WHAT THIS TASK INVOLVES
Your task is to copy every record exactly.

Start of RECORDS PROVIDED

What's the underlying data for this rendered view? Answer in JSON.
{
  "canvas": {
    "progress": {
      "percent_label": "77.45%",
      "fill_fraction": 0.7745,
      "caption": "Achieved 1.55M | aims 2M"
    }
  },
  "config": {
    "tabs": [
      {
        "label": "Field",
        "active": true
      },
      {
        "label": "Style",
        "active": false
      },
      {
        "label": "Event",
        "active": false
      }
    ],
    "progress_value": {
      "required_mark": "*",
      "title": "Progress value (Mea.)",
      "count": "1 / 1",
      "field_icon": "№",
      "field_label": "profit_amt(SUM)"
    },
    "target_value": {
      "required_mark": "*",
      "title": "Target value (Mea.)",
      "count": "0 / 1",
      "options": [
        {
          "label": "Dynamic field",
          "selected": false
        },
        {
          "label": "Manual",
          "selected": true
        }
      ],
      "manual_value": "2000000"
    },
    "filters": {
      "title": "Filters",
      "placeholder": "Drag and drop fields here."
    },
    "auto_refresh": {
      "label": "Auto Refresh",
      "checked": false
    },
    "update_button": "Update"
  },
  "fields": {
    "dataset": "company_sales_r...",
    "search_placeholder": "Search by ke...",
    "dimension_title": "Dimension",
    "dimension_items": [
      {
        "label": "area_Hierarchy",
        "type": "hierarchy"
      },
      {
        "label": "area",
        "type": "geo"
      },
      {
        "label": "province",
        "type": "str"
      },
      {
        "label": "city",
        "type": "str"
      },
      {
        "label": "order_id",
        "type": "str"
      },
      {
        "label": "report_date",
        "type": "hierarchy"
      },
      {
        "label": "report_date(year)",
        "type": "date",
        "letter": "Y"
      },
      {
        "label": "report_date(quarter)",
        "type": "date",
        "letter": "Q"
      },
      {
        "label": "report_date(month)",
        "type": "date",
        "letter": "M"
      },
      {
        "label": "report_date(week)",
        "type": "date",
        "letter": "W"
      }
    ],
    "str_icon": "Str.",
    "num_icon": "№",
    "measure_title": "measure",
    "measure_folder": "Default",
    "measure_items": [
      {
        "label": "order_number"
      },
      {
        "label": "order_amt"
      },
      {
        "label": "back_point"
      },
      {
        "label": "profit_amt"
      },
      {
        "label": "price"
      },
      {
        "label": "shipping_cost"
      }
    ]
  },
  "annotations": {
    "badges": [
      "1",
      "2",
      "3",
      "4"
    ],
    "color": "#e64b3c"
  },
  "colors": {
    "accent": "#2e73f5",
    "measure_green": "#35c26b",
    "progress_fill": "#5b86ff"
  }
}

End of RECORDS PROVIDED

WRITTEN RESPONSE
What's the underlying data for this rendered view? Answer in JSON.
{
  "canvas": {
    "progress": {
      "percent_label": "77.45%",
      "fill_fraction": 0.7745,
      "caption": "Achieved 1.55M | aims 2M"
    }
  },
  "config": {
    "tabs": [
      {
        "label": "Field",
        "active": true
      },
      {
        "label": "Style",
        "active": false
      },
      {
        "label": "Event",
        "active": false
      }
    ],
    "progress_value": {
      "required_mark": "*",
      "title": "Progress value (Mea.)",
      "count": "1 / 1",
      "field_icon": "№",
      "field_label": "profit_amt(SUM)"
    },
    "target_value": {
      "required_mark": "*",
      "title": "Target value (Mea.)",
      "count": "0 / 1",
      "options": [
        {
          "label": "Dynamic field",
          "selected": false
        },
        {
          "label": "Manual",
          "selected": true
        }
      ],
      "manual_value": "2000000"
    },
    "filters": {
      "title": "Filters",
      "placeholder": "Drag and drop fields here."
    },
    "auto_refresh": {
      "label": "Auto Refresh",
      "checked": false
    },
    "update_button": "Update"
  },
  "fields": {
    "dataset": "company_sales_r...",
    "search_placeholder": "Search by ke...",
    "dimension_title": "Dimension",
    "dimension_items": [
      {
        "label": "area_Hierarchy",
        "type": "hierarchy"
      },
      {
        "label": "area",
        "type": "geo"
      },
      {
        "label": "province",
        "type": "str"
      },
      {
        "label": "city",
        "type": "str"
      },
      {
        "label": "order_id",
        "type": "str"
      },
      {
        "label": "report_date",
        "type": "hierarchy"
      },
      {
        "label": "report_date(year)",
        "type": "date",
        "letter": "Y"
      },
      {
        "label": "report_date(quarter)",
        "type": "date",
        "letter": "Q"
      },
      {
        "label": "report_date(month)",
        "type": "date",
        "letter": "M"
      },
      {
        "label": "report_date(week)",
        "type": "date",
        "letter": "W"
      }
    ],
    "str_icon": "Str.",
    "num_icon": "№",
    "measure_title": "measure",
    "measure_folder": "Default",
    "measure_items": [
      {
        "label": "order_number"
      },
      {
        "label": "order_amt"
      },
      {
        "label": "back_point"
      },
      {
        "label": "profit_amt"
      },
      {
        "label": "price"
      },
      {
        "label": "shipping_cost"
      }
    ]
  },
  "annotations": {
    "badges": [
      "1",
      "2",
      "3",
      "4"
    ],
    "color": "#e64b3c"
  },
  "colors": {
    "accent": "#2e73f5",
    "measure_green": "#35c26b",
    "progress_fill": "#5b86ff"
  }
}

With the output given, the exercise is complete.